## EXERCISE DIRECTIONS
All lines in which the word "JSON" occurs are to be extracted.

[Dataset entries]
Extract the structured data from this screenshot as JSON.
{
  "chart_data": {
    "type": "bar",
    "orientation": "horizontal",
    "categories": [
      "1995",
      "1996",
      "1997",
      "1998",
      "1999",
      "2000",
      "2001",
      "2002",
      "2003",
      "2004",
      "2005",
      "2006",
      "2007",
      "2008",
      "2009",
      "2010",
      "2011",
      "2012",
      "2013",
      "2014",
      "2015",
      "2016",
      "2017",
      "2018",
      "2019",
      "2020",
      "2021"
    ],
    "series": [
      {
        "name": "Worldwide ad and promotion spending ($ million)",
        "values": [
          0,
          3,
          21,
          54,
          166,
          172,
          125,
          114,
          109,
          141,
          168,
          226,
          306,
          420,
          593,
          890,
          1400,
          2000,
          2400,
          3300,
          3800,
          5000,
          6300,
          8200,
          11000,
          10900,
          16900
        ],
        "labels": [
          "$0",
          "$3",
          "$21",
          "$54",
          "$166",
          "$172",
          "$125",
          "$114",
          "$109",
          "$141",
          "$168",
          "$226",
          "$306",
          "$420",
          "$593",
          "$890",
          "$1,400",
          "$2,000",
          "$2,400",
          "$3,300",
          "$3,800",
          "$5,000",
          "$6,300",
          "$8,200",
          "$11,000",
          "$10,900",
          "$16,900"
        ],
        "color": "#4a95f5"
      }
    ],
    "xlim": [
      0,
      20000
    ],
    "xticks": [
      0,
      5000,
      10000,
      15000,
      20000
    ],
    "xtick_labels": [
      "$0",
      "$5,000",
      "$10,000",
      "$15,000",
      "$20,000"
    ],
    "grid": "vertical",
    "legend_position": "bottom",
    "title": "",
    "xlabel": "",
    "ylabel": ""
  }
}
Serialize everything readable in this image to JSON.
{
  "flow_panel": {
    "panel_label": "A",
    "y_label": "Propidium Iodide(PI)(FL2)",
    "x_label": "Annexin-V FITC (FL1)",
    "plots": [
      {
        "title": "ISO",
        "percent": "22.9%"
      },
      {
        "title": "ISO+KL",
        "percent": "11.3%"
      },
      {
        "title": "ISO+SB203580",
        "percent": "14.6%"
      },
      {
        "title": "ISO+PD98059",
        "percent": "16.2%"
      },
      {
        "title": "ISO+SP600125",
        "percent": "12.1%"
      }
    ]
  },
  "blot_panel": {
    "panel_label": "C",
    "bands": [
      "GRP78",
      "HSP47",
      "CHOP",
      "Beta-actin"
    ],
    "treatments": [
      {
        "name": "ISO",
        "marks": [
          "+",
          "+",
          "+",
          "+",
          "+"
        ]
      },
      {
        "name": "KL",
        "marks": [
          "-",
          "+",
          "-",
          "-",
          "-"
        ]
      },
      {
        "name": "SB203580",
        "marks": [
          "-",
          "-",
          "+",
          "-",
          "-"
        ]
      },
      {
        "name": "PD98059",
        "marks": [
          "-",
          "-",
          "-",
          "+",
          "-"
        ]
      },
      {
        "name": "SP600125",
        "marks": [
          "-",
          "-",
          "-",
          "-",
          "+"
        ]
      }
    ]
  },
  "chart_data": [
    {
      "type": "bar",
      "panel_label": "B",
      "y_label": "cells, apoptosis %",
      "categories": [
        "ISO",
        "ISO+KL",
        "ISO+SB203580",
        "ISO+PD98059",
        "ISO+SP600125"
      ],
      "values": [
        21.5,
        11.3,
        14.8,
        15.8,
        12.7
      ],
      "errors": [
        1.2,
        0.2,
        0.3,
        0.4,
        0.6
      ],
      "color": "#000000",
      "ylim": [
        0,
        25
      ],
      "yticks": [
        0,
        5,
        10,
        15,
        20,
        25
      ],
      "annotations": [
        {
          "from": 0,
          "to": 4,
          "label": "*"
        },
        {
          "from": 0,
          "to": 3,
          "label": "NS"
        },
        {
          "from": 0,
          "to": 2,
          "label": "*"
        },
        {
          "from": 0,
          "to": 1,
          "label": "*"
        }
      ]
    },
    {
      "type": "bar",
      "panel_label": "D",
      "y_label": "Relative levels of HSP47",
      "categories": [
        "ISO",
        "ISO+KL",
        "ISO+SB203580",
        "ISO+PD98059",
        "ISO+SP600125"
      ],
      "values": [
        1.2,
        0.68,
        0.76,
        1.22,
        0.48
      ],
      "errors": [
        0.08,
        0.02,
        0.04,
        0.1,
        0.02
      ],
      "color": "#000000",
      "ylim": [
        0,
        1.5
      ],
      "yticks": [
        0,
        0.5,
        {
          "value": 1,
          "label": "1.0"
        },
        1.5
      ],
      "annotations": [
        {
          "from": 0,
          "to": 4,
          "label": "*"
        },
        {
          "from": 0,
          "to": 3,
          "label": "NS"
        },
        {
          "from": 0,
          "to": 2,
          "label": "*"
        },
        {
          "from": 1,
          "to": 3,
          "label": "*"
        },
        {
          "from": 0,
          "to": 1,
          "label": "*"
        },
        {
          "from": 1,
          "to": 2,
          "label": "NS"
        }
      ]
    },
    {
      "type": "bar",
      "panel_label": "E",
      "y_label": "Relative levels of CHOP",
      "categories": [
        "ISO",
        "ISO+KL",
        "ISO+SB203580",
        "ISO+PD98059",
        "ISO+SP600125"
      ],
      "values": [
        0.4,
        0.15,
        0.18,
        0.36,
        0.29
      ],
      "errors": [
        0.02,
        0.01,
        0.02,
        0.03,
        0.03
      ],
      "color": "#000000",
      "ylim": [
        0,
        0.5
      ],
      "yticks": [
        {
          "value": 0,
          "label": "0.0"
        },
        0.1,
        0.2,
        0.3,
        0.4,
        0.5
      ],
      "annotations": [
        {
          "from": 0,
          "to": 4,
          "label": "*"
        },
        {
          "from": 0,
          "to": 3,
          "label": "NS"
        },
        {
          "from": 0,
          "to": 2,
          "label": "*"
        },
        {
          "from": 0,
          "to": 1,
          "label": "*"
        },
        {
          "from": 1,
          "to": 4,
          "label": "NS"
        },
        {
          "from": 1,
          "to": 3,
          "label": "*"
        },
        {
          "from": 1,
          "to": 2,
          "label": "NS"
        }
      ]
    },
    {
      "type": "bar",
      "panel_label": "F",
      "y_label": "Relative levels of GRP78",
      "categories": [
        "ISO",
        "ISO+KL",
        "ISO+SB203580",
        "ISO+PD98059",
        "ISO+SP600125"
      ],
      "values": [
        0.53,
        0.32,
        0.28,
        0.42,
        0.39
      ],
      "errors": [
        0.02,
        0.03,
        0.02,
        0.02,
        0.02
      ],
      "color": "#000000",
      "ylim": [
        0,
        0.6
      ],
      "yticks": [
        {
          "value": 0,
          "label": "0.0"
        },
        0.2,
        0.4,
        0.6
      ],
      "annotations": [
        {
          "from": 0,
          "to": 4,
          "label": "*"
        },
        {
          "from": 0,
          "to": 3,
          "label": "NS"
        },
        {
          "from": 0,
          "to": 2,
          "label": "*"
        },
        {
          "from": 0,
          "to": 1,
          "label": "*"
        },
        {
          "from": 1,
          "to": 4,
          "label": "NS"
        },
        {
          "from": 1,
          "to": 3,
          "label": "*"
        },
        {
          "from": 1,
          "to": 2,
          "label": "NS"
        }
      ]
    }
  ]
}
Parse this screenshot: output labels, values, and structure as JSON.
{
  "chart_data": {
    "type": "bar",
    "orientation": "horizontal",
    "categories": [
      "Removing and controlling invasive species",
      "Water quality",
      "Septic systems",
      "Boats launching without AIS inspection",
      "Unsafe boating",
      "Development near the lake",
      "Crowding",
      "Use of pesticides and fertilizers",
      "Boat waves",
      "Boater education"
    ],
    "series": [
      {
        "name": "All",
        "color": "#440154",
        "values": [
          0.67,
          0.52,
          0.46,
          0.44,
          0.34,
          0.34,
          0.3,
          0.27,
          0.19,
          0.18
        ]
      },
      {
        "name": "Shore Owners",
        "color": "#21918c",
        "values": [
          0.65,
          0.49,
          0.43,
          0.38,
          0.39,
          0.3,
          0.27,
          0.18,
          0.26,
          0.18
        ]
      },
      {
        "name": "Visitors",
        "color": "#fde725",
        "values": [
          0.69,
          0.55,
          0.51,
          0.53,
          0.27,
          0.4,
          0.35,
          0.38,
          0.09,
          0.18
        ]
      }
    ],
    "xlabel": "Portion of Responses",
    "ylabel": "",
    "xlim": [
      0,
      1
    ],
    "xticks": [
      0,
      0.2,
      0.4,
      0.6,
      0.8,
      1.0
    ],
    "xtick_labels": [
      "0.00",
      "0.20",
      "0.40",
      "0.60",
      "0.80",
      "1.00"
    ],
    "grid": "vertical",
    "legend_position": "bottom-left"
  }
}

## SOLVED EXERCISE
Extract the structured data from this screenshot as JSON.
Serialize everything readable in this image to JSON.
Parse this screenshot: output labels, values, and structure as JSON.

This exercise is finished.